→ REQUIREMENTS
Gather up the lines with the word "houses" in them.

_____

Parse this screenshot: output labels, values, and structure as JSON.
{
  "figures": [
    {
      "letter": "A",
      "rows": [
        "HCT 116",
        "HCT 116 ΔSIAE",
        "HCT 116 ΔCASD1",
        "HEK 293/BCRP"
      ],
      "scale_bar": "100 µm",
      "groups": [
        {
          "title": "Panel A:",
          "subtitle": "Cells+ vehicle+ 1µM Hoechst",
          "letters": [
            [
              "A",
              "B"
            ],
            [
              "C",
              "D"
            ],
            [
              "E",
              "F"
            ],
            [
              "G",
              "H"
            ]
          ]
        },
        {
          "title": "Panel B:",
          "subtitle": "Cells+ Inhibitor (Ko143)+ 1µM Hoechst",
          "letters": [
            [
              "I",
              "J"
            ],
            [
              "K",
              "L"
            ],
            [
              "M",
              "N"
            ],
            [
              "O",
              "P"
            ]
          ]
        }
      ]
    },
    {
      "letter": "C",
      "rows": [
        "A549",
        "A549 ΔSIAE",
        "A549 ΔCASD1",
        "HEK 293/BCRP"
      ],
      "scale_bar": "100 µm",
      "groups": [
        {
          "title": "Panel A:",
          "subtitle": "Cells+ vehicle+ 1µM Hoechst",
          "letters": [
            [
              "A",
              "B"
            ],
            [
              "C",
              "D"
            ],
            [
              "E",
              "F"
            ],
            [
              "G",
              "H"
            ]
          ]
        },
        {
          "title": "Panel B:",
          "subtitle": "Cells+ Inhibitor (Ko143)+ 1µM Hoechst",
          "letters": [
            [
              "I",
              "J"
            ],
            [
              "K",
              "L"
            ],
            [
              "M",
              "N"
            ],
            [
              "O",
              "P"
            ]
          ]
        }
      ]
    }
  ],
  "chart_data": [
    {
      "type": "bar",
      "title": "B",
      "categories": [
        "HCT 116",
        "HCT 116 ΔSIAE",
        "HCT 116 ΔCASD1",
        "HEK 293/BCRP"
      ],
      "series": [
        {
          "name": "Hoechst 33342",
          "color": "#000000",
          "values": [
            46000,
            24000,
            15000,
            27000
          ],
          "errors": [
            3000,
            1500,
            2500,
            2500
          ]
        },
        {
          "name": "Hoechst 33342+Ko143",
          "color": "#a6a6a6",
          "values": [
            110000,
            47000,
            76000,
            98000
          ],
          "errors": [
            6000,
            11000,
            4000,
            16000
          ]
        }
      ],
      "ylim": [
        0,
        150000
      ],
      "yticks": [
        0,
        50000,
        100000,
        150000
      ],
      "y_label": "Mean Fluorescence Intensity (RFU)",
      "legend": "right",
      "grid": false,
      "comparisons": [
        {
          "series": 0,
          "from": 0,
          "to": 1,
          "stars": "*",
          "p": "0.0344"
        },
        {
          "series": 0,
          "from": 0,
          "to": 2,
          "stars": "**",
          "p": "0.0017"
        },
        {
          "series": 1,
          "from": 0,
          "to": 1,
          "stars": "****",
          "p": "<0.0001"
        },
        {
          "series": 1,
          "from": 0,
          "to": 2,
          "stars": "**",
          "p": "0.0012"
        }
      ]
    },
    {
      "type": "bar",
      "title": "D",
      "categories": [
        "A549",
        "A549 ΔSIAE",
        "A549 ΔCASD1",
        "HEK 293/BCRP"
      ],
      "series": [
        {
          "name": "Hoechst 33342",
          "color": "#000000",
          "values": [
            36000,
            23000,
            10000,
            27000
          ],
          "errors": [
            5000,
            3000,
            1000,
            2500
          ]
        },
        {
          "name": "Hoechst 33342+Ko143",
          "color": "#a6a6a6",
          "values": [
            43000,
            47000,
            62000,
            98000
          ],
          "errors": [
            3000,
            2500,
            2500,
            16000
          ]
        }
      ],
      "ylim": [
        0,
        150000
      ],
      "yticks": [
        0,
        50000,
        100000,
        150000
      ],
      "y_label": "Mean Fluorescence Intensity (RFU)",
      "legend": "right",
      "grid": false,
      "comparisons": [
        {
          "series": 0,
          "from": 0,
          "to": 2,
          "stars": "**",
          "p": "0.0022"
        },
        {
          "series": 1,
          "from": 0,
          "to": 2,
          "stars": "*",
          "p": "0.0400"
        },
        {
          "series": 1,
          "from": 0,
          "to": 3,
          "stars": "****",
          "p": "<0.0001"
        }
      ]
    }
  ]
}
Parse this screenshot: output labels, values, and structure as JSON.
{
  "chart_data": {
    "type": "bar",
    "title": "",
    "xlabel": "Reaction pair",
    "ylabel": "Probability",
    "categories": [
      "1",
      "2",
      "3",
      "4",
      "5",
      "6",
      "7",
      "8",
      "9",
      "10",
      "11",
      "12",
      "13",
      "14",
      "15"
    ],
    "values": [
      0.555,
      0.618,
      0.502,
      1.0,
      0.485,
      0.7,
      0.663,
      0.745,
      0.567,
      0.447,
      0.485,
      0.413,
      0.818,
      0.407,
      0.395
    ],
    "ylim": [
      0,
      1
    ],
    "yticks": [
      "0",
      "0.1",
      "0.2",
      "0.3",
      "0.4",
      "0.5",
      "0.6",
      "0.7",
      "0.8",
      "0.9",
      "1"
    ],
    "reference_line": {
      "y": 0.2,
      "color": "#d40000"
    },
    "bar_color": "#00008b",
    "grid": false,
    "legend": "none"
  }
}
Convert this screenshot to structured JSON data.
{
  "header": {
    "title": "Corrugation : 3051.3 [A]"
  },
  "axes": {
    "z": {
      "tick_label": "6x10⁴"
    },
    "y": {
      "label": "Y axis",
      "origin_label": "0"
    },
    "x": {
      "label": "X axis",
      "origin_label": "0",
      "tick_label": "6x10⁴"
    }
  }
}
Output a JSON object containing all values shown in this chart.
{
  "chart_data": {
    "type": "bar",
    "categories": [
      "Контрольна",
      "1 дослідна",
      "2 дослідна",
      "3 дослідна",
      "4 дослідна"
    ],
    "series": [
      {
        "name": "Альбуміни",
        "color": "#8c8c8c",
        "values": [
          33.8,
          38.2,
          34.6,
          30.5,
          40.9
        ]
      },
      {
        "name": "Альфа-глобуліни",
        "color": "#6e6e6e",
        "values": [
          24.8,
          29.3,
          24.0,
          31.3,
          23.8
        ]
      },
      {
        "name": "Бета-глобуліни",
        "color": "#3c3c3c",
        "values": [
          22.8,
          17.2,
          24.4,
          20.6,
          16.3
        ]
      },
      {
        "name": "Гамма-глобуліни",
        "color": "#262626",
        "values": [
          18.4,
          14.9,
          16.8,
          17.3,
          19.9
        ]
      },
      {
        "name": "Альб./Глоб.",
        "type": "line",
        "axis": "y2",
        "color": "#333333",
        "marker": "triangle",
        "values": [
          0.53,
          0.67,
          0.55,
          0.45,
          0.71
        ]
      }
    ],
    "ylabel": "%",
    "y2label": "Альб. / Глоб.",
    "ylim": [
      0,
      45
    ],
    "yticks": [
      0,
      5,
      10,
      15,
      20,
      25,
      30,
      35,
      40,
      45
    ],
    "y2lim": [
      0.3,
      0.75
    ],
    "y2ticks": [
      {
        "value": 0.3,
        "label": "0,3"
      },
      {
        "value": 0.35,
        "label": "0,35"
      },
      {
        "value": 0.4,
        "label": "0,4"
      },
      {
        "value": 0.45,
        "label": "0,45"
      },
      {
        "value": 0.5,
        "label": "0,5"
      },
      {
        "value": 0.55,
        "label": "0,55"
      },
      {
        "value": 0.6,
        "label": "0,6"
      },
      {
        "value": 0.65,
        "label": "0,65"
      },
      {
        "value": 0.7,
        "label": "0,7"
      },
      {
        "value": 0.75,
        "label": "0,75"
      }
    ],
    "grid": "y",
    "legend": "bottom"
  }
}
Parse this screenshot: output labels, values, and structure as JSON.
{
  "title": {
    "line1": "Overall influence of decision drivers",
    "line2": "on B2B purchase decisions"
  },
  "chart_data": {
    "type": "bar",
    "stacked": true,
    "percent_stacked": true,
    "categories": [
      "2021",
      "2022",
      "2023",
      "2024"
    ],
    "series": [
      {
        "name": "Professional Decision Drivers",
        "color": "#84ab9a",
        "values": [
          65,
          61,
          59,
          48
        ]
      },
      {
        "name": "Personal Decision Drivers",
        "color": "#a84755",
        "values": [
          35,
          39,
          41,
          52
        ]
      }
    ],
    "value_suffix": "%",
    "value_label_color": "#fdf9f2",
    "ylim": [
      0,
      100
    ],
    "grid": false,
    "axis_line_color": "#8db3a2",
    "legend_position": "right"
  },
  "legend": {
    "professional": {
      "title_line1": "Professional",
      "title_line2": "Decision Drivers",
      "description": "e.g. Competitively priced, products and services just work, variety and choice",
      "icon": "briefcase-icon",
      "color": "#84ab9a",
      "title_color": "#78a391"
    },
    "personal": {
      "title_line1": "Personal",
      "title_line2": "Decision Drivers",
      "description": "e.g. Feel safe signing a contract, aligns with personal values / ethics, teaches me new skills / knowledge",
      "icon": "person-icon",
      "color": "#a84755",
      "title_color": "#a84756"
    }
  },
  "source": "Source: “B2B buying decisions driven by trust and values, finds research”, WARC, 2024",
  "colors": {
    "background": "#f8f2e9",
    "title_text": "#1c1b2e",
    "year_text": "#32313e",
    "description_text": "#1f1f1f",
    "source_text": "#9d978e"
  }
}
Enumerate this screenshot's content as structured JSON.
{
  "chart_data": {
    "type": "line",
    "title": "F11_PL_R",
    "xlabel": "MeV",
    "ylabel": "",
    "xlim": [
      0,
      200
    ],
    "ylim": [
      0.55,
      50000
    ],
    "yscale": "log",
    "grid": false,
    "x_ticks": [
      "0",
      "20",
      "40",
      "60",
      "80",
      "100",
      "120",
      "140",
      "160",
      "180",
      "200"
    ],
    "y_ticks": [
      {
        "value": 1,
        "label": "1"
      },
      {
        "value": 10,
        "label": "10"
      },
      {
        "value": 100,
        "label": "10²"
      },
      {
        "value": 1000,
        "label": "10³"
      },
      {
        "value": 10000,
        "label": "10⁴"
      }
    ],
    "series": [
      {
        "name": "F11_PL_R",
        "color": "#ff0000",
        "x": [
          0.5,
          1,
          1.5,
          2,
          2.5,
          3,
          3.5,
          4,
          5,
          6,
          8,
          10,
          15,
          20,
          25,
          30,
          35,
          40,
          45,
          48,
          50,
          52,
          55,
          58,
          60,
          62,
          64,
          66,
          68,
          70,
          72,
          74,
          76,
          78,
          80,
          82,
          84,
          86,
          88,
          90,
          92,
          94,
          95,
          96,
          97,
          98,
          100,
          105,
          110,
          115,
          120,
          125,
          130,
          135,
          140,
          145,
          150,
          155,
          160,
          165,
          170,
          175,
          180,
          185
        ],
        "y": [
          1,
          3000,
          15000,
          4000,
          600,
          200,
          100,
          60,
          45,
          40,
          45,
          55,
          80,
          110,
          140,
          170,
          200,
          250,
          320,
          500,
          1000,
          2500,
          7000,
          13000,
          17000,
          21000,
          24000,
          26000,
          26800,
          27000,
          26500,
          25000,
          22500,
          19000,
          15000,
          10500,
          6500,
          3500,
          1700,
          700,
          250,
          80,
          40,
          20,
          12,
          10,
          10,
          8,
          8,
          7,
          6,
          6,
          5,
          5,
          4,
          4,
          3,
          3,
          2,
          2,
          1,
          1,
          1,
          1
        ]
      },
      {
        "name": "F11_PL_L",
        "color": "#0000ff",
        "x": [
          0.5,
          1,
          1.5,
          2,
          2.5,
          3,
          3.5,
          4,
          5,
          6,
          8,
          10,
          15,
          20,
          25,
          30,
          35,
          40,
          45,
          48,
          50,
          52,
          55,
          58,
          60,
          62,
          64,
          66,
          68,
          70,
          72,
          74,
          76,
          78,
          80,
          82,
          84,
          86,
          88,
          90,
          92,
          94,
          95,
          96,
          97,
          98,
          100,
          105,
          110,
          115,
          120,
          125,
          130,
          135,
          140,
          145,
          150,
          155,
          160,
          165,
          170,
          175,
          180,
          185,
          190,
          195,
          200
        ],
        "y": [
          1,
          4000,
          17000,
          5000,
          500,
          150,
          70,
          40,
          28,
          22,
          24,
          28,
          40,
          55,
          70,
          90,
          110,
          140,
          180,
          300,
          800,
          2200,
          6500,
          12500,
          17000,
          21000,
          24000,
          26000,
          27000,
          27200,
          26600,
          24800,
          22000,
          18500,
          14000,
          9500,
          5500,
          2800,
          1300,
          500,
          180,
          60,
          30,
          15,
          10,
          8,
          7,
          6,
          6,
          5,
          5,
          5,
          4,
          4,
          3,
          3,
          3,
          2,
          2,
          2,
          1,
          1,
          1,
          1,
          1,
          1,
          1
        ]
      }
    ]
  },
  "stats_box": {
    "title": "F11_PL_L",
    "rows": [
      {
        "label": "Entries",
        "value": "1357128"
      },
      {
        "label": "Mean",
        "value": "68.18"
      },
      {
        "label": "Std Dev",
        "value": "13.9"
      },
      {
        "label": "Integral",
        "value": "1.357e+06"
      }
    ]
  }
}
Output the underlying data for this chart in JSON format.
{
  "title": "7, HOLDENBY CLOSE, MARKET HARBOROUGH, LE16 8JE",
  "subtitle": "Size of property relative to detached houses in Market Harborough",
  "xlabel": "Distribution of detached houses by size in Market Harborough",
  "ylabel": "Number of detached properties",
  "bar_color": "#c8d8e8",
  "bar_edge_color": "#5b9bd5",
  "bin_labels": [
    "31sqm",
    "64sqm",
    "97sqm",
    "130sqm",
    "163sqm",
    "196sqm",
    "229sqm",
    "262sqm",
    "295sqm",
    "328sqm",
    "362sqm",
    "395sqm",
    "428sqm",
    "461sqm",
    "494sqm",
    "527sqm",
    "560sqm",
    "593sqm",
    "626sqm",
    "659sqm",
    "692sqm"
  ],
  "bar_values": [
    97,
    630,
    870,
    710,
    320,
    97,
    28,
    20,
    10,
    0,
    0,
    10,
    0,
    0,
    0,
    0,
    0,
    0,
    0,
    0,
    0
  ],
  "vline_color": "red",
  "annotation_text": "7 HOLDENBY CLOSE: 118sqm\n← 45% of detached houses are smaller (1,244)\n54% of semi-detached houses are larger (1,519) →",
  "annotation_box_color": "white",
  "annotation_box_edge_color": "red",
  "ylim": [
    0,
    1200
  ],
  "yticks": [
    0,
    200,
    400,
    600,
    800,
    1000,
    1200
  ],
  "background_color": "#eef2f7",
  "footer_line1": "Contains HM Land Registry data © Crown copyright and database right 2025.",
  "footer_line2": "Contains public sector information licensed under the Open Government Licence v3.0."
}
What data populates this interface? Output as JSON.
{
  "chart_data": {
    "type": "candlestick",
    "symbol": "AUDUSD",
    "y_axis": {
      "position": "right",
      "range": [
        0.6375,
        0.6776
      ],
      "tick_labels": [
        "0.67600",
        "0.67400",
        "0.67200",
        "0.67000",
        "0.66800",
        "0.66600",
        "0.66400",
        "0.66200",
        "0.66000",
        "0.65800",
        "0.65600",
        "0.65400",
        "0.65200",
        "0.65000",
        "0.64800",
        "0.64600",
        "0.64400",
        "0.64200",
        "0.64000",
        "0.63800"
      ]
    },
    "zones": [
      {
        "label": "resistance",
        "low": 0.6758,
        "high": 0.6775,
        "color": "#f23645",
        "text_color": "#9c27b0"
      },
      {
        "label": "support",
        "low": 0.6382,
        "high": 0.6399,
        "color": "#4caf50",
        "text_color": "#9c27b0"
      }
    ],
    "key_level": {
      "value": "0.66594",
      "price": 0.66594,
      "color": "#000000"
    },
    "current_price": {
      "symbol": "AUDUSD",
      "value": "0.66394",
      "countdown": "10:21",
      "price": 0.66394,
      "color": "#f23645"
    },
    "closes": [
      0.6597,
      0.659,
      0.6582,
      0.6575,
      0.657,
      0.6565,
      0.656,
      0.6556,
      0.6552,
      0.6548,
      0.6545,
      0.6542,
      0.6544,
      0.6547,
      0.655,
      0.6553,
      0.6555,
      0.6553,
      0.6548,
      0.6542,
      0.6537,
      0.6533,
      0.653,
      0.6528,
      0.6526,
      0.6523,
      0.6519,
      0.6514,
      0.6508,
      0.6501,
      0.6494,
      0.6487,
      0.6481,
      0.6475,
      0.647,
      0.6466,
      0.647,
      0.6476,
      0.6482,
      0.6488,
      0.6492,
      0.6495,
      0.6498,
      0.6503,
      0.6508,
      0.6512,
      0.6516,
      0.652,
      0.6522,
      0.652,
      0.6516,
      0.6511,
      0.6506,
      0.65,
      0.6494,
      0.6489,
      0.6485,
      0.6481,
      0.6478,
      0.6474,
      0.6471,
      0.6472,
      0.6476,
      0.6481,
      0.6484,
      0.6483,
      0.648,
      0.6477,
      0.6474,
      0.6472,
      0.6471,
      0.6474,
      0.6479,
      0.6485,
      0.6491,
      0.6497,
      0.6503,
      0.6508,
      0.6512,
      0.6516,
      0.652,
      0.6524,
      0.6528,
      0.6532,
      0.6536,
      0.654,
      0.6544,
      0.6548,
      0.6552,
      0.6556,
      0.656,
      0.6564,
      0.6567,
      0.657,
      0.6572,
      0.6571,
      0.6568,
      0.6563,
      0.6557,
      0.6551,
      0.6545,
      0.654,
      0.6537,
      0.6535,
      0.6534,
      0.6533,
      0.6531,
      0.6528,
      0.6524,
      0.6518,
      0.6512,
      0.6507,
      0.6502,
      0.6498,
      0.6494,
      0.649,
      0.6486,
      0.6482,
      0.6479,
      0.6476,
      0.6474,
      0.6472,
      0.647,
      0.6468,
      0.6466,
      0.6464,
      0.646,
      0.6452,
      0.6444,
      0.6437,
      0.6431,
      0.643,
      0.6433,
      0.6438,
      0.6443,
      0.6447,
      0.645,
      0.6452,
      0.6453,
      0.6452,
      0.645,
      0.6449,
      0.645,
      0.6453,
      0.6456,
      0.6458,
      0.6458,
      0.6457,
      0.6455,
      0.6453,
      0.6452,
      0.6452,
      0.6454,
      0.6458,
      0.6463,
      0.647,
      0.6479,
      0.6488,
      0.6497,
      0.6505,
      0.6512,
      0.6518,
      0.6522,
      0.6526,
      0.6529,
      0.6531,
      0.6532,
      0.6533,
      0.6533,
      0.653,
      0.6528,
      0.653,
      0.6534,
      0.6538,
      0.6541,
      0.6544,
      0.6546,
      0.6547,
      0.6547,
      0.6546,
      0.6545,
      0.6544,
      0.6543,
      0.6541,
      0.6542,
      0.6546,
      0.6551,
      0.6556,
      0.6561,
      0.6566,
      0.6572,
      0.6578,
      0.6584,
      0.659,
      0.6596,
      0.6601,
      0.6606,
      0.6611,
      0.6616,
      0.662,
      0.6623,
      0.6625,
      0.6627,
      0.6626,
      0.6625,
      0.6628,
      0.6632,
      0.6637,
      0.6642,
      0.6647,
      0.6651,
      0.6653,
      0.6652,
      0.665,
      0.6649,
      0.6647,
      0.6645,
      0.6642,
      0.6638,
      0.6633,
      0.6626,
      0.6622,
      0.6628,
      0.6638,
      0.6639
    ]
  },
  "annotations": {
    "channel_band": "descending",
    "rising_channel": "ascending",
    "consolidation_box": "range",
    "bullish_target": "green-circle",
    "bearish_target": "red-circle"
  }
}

_____

→ CORRECT RESULT
  "subtitle": "Size of property relative to detached houses in Market Harborough",
  "xlabel": "Distribution of detached houses by size in Market Harborough",
  "annotation_text": "7 HOLDENBY CLOSE: 118sqm\n← 45% of detached houses are smaller (1,244)\n54% of semi-detached houses are larger (1,519) →",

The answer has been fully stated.